**AIM**
Copy each line holding the string "IDRRP".

--- start RECORDS FOR THE TASK ---

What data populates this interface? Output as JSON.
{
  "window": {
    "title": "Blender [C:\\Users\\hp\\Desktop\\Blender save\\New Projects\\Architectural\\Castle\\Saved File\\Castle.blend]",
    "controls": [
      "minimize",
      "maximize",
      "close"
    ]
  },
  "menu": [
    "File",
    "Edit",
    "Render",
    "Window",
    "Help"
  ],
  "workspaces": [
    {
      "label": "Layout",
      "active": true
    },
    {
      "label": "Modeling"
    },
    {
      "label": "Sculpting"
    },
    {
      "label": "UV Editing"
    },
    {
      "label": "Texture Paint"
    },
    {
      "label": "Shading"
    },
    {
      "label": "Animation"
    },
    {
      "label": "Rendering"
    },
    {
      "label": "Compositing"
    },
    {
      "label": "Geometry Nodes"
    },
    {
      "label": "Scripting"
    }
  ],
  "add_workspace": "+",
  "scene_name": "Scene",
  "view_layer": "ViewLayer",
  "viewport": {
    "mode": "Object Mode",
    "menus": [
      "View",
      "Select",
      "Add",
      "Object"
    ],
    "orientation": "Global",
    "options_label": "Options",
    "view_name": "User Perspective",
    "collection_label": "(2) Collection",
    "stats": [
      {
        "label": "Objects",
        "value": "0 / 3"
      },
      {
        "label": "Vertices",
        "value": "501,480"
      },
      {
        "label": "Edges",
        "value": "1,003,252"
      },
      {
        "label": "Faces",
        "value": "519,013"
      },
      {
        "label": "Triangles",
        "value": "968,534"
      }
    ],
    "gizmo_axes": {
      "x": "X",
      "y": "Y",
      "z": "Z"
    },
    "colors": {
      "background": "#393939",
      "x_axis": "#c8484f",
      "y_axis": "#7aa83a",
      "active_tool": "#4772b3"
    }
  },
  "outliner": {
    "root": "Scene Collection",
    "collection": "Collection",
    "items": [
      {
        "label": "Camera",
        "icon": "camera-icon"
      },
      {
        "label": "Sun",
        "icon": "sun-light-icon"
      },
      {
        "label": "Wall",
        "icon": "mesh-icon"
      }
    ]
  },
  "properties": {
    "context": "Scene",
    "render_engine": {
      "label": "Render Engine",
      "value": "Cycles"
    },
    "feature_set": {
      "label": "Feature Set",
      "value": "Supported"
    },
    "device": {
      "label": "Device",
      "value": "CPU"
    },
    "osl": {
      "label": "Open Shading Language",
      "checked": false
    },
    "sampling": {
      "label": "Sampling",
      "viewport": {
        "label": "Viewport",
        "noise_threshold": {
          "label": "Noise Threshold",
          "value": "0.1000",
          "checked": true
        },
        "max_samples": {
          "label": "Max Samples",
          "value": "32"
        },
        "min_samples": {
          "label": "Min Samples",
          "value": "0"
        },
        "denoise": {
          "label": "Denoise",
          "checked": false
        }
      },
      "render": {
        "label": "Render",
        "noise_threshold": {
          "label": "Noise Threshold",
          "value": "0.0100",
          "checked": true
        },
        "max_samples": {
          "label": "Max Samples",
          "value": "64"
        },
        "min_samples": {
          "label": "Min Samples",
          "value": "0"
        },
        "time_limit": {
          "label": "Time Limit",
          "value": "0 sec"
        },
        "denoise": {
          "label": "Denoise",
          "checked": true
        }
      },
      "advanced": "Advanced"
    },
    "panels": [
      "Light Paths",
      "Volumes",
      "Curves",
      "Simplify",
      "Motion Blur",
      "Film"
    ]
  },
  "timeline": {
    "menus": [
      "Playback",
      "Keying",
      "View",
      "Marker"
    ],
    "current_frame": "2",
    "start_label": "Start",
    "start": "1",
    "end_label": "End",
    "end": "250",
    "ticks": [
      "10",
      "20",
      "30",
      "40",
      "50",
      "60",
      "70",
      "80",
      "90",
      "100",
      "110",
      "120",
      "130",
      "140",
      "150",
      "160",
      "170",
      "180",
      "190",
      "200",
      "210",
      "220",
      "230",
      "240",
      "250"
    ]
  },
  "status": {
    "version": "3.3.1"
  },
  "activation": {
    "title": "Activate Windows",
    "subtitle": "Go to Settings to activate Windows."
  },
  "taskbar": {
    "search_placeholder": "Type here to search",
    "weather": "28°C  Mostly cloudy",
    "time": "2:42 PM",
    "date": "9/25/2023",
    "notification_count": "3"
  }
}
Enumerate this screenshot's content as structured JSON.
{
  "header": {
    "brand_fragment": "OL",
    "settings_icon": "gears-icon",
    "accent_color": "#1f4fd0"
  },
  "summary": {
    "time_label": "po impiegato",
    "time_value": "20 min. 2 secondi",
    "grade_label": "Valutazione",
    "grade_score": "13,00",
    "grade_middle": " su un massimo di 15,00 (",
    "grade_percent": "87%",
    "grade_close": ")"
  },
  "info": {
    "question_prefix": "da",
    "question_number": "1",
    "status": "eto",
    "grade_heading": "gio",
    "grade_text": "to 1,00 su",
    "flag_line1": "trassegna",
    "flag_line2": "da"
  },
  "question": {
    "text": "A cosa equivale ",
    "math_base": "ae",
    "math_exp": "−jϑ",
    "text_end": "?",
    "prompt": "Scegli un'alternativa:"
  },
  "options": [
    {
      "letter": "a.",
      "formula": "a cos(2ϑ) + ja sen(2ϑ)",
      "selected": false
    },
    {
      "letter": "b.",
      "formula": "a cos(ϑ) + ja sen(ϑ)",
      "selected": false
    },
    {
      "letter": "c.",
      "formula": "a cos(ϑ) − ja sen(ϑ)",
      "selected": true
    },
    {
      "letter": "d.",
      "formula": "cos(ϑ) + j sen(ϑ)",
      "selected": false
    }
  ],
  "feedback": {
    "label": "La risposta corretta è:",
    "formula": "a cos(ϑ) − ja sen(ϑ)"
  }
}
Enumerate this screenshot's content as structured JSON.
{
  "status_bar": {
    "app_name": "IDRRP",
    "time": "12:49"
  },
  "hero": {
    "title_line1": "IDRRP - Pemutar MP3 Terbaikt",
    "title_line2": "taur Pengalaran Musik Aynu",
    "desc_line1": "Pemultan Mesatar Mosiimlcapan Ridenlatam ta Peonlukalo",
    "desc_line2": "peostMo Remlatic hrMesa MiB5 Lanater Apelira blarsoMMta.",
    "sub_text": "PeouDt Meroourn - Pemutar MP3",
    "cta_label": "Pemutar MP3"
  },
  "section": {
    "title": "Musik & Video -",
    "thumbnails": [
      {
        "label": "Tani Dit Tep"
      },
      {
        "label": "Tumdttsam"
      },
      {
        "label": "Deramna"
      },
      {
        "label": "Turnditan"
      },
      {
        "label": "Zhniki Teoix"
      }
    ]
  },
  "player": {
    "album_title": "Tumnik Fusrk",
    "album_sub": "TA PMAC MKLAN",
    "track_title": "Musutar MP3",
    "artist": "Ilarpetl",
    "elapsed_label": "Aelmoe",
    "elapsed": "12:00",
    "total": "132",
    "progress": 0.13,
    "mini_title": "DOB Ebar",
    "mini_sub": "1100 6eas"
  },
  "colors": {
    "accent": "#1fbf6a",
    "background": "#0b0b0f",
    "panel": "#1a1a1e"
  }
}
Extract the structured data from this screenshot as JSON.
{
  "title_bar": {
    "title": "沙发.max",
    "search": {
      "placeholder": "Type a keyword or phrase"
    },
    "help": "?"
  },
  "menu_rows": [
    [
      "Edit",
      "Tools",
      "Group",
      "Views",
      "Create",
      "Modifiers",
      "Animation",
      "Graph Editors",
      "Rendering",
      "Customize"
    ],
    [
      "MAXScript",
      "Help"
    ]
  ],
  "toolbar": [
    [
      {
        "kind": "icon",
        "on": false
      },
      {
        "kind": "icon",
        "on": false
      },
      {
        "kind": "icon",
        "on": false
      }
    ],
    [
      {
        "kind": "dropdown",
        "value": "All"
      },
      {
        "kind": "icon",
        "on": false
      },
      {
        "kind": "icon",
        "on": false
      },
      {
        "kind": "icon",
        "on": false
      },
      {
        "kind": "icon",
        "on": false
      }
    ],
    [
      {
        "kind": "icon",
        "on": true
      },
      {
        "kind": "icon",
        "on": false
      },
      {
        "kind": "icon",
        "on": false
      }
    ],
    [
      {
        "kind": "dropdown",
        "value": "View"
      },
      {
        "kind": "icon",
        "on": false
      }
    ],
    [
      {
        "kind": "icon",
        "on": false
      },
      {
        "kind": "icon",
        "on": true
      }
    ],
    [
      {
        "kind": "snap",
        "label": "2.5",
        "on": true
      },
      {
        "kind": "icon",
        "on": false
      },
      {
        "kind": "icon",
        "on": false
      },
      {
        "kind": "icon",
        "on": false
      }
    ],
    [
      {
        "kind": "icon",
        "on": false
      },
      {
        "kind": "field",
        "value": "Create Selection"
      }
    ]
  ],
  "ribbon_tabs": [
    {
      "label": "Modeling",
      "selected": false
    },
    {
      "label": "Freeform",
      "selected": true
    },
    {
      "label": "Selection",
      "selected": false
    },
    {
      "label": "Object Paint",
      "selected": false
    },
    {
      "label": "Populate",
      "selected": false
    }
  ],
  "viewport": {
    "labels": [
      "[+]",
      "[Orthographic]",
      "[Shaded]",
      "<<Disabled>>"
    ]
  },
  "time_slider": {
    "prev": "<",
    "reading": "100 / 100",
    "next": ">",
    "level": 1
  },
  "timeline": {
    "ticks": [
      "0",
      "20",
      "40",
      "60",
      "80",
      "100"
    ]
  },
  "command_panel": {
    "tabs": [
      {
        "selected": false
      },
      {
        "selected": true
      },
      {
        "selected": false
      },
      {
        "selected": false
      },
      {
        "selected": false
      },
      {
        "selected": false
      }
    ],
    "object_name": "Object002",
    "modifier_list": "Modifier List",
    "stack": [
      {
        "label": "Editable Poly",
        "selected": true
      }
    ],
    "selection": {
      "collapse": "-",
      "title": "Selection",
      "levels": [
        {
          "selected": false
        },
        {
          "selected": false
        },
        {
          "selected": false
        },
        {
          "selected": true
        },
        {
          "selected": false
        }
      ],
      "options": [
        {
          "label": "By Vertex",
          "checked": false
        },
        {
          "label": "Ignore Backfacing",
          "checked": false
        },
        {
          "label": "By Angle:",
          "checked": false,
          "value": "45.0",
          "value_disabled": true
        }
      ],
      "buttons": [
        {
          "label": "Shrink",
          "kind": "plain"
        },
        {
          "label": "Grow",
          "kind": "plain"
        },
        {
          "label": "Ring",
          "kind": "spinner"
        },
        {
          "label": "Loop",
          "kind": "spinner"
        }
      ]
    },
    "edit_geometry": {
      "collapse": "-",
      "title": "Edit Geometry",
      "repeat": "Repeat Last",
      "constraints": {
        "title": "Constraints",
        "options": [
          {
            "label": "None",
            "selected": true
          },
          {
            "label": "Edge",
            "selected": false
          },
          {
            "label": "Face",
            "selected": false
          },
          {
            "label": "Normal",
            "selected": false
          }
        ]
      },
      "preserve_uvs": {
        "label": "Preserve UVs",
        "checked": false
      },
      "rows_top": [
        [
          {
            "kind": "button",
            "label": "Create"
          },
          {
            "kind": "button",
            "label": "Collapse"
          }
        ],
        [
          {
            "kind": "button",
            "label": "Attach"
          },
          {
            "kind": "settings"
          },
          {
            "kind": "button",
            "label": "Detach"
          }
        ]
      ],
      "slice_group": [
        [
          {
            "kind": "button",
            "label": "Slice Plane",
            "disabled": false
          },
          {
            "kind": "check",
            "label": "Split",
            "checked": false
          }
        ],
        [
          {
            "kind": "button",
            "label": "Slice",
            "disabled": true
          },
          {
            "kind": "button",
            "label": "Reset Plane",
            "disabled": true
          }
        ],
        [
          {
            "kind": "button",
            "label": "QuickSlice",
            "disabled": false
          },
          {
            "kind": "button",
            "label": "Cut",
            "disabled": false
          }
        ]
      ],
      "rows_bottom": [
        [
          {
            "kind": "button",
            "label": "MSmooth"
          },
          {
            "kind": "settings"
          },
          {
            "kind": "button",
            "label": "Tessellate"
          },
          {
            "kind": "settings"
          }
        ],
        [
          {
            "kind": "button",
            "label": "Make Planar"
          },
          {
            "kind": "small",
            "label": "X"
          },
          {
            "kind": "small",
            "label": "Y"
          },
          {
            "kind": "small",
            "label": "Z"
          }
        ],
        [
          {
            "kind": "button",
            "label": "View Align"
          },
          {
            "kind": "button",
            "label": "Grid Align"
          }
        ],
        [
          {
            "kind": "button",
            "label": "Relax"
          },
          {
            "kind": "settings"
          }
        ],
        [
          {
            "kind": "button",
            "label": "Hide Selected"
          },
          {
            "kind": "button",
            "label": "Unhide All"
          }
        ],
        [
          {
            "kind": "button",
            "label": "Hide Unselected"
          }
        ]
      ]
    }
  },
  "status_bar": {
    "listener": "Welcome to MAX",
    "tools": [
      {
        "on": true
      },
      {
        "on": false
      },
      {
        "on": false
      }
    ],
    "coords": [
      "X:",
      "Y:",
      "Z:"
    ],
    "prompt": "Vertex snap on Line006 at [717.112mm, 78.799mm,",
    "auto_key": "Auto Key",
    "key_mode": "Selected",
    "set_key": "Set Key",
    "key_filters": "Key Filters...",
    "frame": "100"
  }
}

--- end RECORDS FOR THE TASK ---

**COMPLETE RESPONSE**
    "app_name": "IDRRP",
    "title_line1": "IDRRP - Pemutar MP3 Terbaikt",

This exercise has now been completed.